## begin GIVEN DATA

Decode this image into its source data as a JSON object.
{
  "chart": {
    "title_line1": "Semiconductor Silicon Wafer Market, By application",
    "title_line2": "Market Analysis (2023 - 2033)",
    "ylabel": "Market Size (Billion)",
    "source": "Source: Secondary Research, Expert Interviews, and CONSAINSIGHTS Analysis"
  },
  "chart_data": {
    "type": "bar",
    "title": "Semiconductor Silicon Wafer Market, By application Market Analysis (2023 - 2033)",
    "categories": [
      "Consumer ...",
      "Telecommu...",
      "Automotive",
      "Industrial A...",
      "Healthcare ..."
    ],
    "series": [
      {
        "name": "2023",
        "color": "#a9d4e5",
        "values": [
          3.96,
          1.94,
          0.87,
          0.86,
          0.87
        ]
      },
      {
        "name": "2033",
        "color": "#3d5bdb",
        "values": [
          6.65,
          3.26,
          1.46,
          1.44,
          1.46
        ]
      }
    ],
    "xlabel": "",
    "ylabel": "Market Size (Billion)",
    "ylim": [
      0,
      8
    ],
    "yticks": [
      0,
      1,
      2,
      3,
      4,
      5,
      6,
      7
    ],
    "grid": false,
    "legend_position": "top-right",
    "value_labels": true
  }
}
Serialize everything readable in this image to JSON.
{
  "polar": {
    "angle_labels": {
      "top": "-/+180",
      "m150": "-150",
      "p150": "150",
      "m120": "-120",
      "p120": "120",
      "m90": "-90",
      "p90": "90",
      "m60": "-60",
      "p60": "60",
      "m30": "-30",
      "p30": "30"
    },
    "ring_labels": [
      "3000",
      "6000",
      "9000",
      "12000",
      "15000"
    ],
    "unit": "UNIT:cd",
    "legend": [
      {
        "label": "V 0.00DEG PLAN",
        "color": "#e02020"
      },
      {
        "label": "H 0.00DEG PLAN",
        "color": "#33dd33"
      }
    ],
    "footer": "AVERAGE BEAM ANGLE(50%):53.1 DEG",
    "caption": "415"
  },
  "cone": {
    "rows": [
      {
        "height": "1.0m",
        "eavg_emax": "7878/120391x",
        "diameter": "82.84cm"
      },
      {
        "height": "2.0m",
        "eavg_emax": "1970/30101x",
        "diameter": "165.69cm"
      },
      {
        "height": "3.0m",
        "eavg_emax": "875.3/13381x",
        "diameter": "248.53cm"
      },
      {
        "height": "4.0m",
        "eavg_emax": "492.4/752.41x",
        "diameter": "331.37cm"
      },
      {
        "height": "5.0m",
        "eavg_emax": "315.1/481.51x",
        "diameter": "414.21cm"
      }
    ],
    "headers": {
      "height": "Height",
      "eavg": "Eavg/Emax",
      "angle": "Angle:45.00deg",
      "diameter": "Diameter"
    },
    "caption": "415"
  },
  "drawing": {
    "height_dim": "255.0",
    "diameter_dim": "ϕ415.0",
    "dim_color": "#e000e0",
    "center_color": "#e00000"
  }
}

## end GIVEN DATA

REQUIREMENT
Transcribe every entry word for word.

TASK RESULT
Decode this image into its source data as a JSON object.
{
  "chart": {
    "title_line1": "Semiconductor Silicon Wafer Market, By application",
    "title_line2": "Market Analysis (2023 - 2033)",
    "ylabel": "Market Size (Billion)",
    "source": "Source: Secondary Research, Expert Interviews, and CONSAINSIGHTS Analysis"
  },
  "chart_data": {
    "type": "bar",
    "title": "Semiconductor Silicon Wafer Market, By application Market Analysis (2023 - 2033)",
    "categories": [
      "Consumer ...",
      "Telecommu...",
      "Automotive",
      "Industrial A...",
      "Healthcare ..."
    ],
    "series": [
      {
        "name": "2023",
        "color": "#a9d4e5",
        "values": [
          3.96,
          1.94,
          0.87,
          0.86,
          0.87
        ]
      },
      {
        "name": "2033",
        "color": "#3d5bdb",
        "values": [
          6.65,
          3.26,
          1.46,
          1.44,
          1.46
        ]
      }
    ],
    "xlabel": "",
    "ylabel": "Market Size (Billion)",
    "ylim": [
      0,
      8
    ],
    "yticks": [
      0,
      1,
      2,
      3,
      4,
      5,
      6,
      7
    ],
    "grid": false,
    "legend_position": "top-right",
    "value_labels": true
  }
}
Serialize everything readable in this image to JSON.
{
  "polar": {
    "angle_labels": {
      "top": "-/+180",
      "m150": "-150",
      "p150": "150",
      "m120": "-120",
      "p120": "120",
      "m90": "-90",
      "p90": "90",
      "m60": "-60",
      "p60": "60",
      "m30": "-30",
      "p30": "30"
    },
    "ring_labels": [
      "3000",
      "6000",
      "9000",
      "12000",
      "15000"
    ],
    "unit": "UNIT:cd",
    "legend": [
      {
        "label": "V 0.00DEG PLAN",
        "color": "#e02020"
      },
      {
        "label": "H 0.00DEG PLAN",
        "color": "#33dd33"
      }
    ],
    "footer": "AVERAGE BEAM ANGLE(50%):53.1 DEG",
    "caption": "415"
  },
  "cone": {
    "rows": [
      {
        "height": "1.0m",
        "eavg_emax": "7878/120391x",
        "diameter": "82.84cm"
      },
      {
        "height": "2.0m",
        "eavg_emax": "1970/30101x",
        "diameter": "165.69cm"
      },
      {
        "height": "3.0m",
        "eavg_emax": "875.3/13381x",
        "diameter": "248.53cm"
      },
      {
        "height": "4.0m",
        "eavg_emax": "492.4/752.41x",
        "diameter": "331.37cm"
      },
      {
        "height": "5.0m",
        "eavg_emax": "315.1/481.51x",
        "diameter": "414.21cm"
      }
    ],
    "headers": {
      "height": "Height",
      "eavg": "Eavg/Emax",
      "angle": "Angle:45.00deg",
      "diameter": "Diameter"
    },
    "caption": "415"
  },
  "drawing": {
    "height_dim": "255.0",
    "diameter_dim": "ϕ415.0",
    "dim_color": "#e000e0",
    "center_color": "#e00000"
  }
}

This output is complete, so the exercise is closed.